Identify the lines in the data below that contain "geopolítica" and give only how many there are.

+-------+

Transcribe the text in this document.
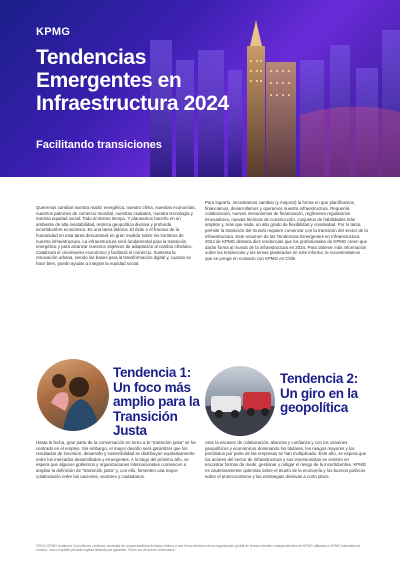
KPMG
Tendencias Emergentes en Infraestructura 2024
Facilitando transiciones
Queremos cambiar nuestra matriz energética, nuestro clima, nuestras economías, nuestros patrones de comercio mundial, nuestras ciudades, nuestra tecnología y nuestra equidad social. Todo al mismo tiempo. Y planeamos hacerlo en un ambiente de alta inestabilidad, retórica geopolítica divisiva y profunda incertidumbre económica. Es una tarea titánica. El éxito o el fracaso de la humanidad en esta tarea descansará en gran medida sobre los hombros de nuestra infraestructura. La infraestructura será fundamental para la transición energética y para alcanzar nuestros objetivos de adaptación al cambio climático. Catalizará el crecimiento económico y facilitará el comercio. Sustenta la renovación urbana, siendo las bases para la transformación digital y, cuando se hace bien, puede ayudar a integrar la equidad social.
Para lograrlo, necesitamos cambiar (y mejorar) la forma en que planificamos, financiamos, desarrollamos y operamos nuestra infraestructura. Requerirá colaboración, nuevos mecanismos de financiación, regímenes regulatorios innovadores, nuevas técnicas de construcción, conjuntos de habilidades más amplios y, más que nada, un alto grado de flexibilidad y creatividad. Por lo tanto, permitir la transición del mundo requiere comenzar con la transición del sector de la infraestructura. Este resumen de las Tendencias Emergentes en Infraestructura 2024 de KPMG destaca diez tendencias que los profesionales de KPMG creen que darán forma al mundo de la infraestructura en 2024. Para obtener más información sobre las tendencias y los temas planteados en este informe, le recomendamos que se ponga en contacto con KPMG en Chile.
Tendencia 1: Un foco más amplio para la Transición Justa
Tendencia 2: Un giro en la geopolítica
Hasta la fecha, gran parte de la conversación en torno a la "transición justa" se ha centrado en el empleo. Sin embargo, el mayor desafío será garantizar que los resultados de inversión, desarrollo y sostenibilidad se distribuyan equitativamente entre los mercados desarrollados y emergentes. A lo largo del próximo año, se espera que algunos gobiernos y organizaciones internacionales comiencen a ampliar la definición de "transición justa" y, con ello, fomenten una mayor colaboración entre las naciones, sectores y ciudadanos.
Ante la escasez de colaboración, alianzas y confianza y con los vaivenes geopolíticos y económicos dominando los titulares, los riesgos mayores y los percibidos por parte de las empresas se han multiplicado. Este año, se espera que los actores del sector de infraestructura y sus inversionistas se centren en encontrar formas de medir, gestionar y mitigar el riesgo de la incertidumbre. KPMG es cautelosamente optimista sobre el triunfo de la economía y los buenos políticos sobre el proteccionismo y las estrategias divisivas a corto plazo.
©2024 KPMG Auditores Consultores Limitada, sociedad de responsabilidad limitada chilena y una firma miembro de la organización global de firmas miembro independientes de KPMG afiliadas a KPMG International Limited, una compañía privada inglesa limitada por garantía. Todos los derechos reservados.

+-------+

● **WRITTEN REPLY**
2